● **Material for this task**:

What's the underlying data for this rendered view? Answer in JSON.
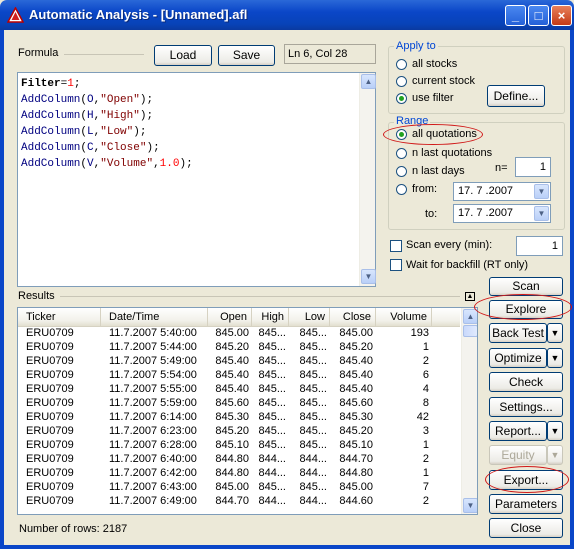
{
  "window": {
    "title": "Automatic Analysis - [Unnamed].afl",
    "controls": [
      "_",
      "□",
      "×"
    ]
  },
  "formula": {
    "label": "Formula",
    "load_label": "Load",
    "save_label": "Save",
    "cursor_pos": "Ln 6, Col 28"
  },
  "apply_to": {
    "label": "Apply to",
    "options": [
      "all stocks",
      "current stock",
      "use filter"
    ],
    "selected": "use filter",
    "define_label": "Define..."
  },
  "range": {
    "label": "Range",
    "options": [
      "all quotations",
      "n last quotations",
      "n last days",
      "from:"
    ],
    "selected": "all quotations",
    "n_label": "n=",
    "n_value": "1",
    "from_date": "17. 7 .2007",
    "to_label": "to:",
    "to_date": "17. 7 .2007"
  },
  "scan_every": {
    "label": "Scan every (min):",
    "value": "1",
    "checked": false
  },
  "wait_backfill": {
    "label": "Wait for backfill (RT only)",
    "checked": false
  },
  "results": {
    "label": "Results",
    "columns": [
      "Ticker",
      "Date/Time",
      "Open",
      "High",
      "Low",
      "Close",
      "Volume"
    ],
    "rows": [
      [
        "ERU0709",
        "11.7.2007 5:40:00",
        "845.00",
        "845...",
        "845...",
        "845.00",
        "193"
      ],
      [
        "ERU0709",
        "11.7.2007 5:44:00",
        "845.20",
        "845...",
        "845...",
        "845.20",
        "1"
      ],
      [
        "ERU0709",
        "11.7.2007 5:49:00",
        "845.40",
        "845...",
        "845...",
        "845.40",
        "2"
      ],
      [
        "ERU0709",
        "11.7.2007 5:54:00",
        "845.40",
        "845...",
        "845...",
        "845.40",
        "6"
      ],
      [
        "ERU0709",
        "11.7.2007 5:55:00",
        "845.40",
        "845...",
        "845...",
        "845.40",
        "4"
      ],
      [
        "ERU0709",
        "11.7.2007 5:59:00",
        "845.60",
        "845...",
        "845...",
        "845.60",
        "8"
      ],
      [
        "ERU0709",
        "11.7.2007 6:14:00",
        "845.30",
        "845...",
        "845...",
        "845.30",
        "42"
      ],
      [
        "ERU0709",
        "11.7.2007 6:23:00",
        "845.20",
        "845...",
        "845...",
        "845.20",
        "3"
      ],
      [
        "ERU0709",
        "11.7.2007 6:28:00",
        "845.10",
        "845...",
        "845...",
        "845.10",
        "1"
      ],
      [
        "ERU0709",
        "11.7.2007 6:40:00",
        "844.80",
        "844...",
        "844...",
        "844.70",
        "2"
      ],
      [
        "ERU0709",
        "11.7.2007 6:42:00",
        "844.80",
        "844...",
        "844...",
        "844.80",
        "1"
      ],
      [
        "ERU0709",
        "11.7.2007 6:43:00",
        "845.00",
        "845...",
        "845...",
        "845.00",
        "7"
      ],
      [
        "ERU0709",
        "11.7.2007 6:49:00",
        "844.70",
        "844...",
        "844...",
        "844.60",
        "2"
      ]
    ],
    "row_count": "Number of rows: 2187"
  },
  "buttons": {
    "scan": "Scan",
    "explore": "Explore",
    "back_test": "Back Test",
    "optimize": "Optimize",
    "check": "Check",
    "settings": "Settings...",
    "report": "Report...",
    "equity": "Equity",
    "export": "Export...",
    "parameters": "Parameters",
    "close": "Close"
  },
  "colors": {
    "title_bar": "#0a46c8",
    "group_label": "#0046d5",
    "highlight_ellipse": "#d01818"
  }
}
---
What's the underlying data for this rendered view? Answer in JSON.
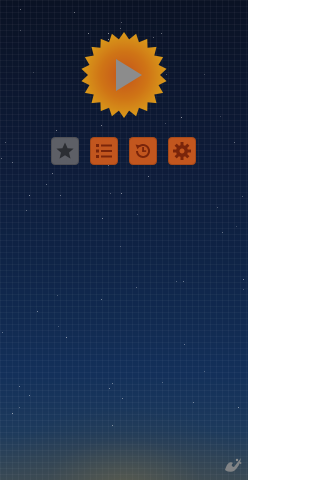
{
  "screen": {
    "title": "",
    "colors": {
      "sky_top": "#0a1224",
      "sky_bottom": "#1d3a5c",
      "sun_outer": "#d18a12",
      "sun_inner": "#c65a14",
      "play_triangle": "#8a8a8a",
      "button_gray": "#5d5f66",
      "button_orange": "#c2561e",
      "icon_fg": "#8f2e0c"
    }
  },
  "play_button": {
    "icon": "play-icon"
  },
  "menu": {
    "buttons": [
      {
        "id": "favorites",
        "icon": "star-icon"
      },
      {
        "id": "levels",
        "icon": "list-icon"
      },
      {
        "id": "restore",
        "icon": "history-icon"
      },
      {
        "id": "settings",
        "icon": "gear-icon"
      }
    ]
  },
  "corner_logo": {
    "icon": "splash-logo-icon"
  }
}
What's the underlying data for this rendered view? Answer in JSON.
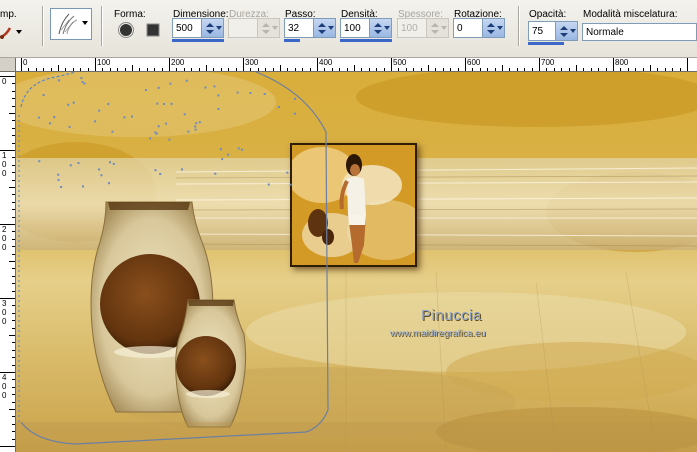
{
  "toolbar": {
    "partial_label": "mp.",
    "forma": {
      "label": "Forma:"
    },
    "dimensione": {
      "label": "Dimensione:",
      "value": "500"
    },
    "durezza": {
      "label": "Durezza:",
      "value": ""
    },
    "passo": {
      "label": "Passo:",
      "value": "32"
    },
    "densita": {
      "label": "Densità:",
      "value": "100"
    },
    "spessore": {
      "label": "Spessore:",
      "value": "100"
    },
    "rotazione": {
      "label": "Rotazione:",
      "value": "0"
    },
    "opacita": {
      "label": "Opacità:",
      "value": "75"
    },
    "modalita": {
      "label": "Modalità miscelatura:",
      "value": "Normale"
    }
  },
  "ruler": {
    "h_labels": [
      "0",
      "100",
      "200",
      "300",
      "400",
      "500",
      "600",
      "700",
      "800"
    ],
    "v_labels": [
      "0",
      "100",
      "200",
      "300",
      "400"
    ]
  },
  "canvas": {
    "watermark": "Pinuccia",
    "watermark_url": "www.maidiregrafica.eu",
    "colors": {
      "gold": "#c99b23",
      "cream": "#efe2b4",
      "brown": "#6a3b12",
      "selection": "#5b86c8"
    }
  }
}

● **Problem details**: Collect every line from the records above that contains the word "quotations".

● **Reply**:
      "all quotations",
      "n last quotations",
    "selected": "all quotations",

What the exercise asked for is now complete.